§ REQUIRED WORK:
Filter the records below for the word "déglutition". Copy each line that holds it.
......
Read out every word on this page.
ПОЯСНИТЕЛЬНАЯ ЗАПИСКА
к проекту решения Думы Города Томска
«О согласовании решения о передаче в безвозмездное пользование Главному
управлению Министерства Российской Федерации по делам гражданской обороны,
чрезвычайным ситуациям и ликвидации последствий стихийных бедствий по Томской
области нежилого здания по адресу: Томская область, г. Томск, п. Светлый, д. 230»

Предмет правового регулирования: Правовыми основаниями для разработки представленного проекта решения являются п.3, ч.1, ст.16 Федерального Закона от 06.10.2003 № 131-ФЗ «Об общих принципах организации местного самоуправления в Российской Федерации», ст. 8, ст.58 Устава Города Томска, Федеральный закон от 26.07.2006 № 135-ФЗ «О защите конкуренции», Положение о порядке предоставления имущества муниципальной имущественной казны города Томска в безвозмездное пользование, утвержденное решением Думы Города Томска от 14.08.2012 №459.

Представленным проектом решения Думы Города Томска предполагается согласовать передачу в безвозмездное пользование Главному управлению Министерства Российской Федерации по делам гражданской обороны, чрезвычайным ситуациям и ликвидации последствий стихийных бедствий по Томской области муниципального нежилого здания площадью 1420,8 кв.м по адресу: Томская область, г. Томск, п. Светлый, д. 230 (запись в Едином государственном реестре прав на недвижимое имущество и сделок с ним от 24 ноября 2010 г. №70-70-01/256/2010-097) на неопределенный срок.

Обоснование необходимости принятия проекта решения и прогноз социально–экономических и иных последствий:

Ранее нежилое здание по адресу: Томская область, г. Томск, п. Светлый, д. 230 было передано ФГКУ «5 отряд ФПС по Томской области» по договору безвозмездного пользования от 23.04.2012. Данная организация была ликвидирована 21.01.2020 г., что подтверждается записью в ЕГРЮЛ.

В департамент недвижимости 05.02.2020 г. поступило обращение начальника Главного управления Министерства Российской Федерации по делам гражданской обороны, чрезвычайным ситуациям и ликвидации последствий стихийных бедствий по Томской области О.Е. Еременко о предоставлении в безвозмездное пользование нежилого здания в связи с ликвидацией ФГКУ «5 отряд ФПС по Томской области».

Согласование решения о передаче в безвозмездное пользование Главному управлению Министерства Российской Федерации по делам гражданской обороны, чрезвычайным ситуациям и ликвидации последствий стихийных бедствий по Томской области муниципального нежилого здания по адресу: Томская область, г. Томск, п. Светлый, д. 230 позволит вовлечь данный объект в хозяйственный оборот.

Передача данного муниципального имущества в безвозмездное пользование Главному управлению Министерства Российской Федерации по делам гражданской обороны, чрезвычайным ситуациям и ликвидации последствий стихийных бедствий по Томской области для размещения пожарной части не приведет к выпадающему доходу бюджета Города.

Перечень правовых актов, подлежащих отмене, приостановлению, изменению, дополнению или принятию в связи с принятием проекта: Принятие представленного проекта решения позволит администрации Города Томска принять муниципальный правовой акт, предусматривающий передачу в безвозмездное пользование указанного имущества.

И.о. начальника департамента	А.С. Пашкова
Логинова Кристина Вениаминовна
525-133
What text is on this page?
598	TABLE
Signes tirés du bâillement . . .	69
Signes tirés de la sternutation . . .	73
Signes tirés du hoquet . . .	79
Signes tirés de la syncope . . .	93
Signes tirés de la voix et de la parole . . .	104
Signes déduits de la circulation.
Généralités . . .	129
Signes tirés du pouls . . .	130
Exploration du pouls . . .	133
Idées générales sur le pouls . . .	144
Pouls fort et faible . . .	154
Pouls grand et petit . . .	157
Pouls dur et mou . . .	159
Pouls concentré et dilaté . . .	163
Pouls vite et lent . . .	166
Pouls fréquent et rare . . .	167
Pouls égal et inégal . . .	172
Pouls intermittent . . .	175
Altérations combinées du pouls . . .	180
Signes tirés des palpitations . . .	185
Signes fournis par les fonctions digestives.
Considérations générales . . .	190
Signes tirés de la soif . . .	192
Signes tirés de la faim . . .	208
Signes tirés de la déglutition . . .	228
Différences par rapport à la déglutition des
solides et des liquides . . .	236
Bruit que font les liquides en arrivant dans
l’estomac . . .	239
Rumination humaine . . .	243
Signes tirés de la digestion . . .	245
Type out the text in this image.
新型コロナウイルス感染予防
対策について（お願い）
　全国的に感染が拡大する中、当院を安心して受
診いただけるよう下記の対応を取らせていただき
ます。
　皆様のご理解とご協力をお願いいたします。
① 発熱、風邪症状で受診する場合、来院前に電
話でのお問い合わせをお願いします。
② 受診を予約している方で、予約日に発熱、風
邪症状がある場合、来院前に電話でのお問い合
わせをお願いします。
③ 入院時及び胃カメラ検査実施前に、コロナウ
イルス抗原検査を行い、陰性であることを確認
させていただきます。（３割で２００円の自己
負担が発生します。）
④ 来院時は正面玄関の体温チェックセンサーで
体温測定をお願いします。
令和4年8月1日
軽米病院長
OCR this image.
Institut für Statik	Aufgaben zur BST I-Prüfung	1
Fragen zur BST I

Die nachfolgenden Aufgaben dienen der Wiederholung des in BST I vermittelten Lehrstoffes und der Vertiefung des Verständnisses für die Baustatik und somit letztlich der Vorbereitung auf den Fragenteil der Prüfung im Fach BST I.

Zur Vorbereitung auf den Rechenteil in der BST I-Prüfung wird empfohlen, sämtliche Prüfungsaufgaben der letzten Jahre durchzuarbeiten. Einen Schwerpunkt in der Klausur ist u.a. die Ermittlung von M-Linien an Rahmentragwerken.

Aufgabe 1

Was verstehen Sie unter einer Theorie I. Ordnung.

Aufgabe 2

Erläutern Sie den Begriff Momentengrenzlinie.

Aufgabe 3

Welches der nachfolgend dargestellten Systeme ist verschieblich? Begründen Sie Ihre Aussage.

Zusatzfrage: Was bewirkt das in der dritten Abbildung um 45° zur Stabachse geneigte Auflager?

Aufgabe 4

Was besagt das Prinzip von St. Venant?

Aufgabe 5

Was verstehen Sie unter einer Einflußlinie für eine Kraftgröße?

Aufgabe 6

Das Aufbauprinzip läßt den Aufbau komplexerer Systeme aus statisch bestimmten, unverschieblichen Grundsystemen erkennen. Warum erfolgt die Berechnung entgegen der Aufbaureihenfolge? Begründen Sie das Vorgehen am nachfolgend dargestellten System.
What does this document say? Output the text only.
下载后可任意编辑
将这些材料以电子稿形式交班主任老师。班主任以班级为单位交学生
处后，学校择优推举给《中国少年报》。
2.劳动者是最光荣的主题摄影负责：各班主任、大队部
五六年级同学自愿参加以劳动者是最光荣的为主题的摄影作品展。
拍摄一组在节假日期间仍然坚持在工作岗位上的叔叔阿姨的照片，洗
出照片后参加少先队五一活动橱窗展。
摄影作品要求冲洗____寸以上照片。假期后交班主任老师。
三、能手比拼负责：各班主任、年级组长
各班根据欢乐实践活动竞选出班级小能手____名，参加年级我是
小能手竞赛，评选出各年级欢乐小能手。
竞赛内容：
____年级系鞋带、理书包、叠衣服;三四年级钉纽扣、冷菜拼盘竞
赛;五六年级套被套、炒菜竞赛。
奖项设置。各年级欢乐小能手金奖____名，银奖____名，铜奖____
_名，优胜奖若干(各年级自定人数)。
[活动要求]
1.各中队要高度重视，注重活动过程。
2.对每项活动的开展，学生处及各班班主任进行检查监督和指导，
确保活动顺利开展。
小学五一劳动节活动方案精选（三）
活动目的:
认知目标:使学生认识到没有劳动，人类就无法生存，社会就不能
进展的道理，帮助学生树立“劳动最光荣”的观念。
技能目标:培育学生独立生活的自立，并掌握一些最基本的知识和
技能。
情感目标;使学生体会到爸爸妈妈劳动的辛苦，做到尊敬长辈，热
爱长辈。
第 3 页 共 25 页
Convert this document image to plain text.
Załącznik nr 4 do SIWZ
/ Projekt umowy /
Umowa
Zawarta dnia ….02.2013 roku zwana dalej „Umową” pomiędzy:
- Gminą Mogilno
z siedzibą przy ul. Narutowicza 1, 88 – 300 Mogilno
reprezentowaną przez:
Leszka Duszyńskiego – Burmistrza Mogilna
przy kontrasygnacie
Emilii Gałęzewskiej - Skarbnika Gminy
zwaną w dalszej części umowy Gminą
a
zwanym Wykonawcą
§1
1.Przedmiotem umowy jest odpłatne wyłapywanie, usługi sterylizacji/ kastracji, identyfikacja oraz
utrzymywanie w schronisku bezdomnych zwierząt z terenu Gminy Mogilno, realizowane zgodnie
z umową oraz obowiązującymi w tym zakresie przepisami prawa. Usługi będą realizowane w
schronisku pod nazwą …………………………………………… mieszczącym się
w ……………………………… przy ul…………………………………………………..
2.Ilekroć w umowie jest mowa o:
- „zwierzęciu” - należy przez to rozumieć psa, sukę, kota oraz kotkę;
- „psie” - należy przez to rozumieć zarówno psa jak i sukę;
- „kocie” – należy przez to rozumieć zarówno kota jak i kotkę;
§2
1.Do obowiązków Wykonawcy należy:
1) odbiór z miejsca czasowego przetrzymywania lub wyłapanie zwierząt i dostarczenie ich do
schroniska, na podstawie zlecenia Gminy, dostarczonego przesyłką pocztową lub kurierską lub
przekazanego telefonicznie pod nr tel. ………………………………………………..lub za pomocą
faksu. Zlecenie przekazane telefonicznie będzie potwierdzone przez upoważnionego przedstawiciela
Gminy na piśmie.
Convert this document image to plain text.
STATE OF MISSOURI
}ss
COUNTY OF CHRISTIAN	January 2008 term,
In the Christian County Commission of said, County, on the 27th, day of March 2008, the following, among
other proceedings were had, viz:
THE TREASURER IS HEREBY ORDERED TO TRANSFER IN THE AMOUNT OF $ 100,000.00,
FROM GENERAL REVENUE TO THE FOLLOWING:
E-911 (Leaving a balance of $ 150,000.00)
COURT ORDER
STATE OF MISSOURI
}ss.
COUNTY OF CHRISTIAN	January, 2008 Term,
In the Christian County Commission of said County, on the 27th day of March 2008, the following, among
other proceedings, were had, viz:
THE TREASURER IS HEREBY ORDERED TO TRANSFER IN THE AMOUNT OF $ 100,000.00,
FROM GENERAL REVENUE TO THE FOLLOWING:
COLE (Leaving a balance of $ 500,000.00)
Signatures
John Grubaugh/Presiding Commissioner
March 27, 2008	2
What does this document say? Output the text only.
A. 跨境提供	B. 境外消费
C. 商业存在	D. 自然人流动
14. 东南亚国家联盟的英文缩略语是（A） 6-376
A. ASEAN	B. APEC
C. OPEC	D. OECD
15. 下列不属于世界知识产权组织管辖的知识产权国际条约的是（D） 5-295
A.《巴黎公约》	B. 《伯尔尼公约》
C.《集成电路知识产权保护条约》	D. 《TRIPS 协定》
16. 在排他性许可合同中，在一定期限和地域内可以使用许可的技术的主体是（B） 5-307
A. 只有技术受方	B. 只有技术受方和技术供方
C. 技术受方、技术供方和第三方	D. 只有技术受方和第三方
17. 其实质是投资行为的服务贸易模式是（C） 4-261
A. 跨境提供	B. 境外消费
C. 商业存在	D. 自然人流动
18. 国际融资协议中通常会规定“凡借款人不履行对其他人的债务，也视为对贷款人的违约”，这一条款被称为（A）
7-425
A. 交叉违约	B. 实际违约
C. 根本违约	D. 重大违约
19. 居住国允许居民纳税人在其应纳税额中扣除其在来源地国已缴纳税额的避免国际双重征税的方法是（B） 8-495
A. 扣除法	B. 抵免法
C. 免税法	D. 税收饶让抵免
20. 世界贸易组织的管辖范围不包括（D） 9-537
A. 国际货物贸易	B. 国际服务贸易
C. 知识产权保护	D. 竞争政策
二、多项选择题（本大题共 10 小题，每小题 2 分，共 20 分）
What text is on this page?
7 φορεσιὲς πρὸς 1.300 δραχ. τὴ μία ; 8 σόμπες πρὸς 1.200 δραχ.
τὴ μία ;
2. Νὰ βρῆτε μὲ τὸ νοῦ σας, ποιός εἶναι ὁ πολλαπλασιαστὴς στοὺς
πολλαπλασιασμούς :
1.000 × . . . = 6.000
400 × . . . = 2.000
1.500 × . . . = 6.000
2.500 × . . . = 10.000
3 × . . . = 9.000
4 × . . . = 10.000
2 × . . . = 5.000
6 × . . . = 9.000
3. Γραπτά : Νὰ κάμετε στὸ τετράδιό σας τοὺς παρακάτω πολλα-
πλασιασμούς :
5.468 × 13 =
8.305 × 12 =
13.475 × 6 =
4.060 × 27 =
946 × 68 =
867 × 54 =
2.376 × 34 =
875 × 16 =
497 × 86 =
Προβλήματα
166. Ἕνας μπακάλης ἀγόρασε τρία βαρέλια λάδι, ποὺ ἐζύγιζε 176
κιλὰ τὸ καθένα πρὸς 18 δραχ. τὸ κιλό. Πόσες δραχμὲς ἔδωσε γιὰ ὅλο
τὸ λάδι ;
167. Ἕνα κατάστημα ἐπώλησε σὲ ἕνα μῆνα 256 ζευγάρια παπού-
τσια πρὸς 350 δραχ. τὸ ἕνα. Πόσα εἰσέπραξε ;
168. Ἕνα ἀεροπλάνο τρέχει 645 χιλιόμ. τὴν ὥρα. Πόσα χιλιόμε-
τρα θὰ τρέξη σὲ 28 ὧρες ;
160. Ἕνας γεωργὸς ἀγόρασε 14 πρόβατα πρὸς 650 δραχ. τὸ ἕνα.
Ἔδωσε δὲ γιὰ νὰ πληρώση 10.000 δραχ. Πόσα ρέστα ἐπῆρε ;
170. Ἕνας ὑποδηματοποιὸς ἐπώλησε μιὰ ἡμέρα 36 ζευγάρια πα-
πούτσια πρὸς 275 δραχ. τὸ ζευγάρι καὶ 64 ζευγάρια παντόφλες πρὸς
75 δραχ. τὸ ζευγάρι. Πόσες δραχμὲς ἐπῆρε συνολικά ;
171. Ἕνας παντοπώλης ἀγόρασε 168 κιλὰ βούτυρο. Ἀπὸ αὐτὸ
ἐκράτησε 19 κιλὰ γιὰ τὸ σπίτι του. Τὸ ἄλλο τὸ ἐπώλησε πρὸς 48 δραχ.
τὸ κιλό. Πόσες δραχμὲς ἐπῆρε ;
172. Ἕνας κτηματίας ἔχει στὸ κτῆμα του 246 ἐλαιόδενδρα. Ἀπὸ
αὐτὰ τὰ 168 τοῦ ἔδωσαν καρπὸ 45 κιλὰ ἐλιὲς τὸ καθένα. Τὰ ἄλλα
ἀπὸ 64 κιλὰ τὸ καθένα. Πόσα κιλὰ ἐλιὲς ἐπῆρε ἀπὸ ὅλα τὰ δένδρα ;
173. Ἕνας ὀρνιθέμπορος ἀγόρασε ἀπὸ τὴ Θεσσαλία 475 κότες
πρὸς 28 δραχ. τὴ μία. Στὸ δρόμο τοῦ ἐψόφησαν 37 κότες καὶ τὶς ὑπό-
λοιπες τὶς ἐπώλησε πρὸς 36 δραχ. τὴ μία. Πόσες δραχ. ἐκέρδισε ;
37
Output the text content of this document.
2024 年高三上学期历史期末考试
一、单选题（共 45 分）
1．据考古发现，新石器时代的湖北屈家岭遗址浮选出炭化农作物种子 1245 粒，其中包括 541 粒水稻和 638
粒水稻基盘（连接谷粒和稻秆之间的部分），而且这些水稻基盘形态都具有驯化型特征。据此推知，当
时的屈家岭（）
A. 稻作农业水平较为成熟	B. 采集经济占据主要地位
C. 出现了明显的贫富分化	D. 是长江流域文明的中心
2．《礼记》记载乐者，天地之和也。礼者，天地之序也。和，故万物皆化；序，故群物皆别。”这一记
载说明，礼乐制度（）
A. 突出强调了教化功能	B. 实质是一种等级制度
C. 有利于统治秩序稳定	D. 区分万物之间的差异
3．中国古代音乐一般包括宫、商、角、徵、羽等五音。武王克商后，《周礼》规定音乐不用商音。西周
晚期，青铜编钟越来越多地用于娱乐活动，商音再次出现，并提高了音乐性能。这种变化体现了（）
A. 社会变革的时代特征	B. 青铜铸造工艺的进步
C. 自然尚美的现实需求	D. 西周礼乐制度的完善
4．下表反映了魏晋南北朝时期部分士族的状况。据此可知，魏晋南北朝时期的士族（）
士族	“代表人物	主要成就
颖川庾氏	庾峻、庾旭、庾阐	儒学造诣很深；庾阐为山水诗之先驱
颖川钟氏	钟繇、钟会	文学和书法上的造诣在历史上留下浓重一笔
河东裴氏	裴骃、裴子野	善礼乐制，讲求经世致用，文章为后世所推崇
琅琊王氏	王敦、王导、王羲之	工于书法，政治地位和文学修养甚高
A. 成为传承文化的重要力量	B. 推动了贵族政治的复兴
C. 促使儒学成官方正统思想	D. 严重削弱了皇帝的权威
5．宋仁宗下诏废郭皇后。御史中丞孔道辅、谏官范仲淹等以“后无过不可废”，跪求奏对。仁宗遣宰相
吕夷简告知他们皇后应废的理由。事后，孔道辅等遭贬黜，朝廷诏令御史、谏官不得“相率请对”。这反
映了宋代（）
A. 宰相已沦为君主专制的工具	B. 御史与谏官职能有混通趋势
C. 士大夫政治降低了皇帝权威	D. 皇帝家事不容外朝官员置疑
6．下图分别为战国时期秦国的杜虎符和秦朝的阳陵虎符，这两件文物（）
......
§ EXPECTED ANSWER:
Signes tirés de la déglutition . . .	228
Différences par rapport à la déglutition des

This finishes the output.